┌─ GIVEN INFORMATION
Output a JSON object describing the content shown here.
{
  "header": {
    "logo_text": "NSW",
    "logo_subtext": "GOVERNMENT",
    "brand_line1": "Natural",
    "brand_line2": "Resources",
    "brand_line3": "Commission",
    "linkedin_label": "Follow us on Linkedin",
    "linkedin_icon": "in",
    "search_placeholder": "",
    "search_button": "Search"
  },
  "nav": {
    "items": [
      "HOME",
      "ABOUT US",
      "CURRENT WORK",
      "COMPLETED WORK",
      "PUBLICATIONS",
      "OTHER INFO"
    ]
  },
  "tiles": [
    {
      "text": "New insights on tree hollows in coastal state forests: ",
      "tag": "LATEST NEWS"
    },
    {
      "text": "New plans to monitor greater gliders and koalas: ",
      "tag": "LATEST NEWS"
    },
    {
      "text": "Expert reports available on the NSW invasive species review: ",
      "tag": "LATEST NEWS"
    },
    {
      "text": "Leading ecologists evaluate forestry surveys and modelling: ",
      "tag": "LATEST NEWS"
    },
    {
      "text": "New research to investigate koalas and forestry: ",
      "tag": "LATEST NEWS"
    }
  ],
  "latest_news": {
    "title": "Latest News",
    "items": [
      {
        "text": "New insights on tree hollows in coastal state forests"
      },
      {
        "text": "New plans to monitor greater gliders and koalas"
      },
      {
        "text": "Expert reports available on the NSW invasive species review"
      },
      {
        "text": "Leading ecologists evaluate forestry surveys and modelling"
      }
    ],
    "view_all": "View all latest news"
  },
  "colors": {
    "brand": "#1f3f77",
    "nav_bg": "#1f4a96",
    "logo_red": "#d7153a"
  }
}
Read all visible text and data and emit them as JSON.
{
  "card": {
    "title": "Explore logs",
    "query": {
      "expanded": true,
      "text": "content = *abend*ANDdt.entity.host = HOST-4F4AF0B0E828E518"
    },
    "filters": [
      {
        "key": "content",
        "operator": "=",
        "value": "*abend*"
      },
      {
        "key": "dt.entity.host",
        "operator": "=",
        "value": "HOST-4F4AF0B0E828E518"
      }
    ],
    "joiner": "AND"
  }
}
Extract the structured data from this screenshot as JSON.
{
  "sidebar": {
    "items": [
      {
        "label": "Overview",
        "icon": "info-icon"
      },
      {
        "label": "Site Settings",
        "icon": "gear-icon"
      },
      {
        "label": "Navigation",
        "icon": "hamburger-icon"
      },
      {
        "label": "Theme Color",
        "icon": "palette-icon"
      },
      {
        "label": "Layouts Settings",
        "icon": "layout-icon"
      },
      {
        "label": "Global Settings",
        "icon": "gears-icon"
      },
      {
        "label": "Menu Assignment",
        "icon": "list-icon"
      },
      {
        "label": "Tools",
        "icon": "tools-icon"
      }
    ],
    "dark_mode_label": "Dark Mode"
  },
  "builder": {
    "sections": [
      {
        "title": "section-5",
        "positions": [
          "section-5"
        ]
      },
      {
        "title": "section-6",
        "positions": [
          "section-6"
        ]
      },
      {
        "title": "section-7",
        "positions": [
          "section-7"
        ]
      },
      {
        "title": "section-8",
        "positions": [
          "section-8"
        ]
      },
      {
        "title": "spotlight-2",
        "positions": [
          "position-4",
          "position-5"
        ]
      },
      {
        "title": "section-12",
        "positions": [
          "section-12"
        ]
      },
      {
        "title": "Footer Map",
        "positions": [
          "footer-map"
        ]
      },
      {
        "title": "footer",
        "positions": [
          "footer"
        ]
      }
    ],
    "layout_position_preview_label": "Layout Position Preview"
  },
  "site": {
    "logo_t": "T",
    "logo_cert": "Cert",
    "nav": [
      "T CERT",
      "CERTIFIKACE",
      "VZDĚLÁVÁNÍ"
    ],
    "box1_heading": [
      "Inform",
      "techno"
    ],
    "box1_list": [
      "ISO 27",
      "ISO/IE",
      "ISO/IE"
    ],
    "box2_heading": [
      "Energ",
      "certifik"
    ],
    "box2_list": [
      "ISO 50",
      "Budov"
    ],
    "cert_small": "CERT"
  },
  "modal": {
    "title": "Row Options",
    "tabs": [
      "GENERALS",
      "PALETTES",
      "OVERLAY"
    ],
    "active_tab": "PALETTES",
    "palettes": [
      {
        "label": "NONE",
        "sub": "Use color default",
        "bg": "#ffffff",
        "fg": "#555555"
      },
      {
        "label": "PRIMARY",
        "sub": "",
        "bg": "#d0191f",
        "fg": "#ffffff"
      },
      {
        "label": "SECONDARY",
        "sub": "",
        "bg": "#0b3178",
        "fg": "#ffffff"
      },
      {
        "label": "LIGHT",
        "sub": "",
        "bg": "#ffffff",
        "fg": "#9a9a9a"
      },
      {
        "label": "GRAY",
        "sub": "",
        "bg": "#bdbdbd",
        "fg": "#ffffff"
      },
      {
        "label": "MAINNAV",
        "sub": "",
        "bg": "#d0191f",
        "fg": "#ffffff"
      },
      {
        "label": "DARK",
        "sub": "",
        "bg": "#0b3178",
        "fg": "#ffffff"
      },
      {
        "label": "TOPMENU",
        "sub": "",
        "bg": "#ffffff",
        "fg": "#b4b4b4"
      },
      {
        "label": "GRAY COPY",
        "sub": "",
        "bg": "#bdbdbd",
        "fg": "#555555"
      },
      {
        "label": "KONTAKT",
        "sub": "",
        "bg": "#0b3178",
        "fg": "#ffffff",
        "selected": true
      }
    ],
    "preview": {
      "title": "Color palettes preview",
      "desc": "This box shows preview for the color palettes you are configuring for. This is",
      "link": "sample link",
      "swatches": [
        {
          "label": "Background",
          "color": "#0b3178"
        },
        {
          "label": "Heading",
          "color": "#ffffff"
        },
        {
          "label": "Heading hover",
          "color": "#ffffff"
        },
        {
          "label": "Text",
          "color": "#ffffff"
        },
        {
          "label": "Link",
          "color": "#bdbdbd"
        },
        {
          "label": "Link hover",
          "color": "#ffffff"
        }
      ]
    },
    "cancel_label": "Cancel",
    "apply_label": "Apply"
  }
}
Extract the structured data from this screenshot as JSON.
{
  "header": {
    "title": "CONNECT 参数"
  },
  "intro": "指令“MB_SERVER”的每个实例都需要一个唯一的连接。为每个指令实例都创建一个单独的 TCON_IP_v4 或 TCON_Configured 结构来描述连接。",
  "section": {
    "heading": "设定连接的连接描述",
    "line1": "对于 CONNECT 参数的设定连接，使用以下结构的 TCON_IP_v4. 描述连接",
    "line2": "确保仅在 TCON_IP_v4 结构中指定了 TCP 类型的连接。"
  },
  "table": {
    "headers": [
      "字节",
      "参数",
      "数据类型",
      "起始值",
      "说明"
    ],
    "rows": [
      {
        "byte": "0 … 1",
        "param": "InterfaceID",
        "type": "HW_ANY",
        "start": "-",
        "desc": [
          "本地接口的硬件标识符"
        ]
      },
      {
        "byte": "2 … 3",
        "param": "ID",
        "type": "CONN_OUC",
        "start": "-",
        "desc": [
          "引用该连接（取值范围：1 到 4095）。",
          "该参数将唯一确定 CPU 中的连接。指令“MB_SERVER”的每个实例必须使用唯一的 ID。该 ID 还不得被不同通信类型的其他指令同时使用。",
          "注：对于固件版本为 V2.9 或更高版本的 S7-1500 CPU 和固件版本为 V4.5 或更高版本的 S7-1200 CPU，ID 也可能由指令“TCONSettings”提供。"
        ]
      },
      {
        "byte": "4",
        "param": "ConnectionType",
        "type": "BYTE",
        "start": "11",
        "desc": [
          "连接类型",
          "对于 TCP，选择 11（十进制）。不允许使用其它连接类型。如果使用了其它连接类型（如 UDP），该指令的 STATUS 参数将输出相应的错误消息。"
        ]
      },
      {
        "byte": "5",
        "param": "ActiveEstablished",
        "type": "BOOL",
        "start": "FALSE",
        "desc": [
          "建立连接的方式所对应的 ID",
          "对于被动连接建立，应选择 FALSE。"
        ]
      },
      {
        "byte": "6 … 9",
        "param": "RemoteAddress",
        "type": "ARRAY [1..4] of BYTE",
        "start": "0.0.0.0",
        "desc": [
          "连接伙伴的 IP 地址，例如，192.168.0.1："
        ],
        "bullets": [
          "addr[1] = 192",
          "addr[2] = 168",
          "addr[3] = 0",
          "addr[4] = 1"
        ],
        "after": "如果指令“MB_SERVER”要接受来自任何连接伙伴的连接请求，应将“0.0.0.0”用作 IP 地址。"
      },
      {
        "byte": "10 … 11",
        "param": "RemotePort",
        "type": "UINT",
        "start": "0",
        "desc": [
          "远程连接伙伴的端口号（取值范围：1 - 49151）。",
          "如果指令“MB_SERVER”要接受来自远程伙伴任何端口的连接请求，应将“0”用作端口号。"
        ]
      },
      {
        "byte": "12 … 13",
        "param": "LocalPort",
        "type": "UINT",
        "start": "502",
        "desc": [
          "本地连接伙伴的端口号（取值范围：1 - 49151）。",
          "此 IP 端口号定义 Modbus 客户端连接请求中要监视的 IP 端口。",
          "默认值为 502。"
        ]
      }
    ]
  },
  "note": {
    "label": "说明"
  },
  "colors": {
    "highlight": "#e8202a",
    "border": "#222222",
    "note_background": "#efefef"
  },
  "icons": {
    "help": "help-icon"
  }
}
└─
## AIM
Pick out every line holding the string "state" and return it.

## SOLUTION TO THIS EXERCISE
      "text": "New insights on tree hollows in coastal state forests: ",
        "text": "New insights on tree hollows in coastal state forests"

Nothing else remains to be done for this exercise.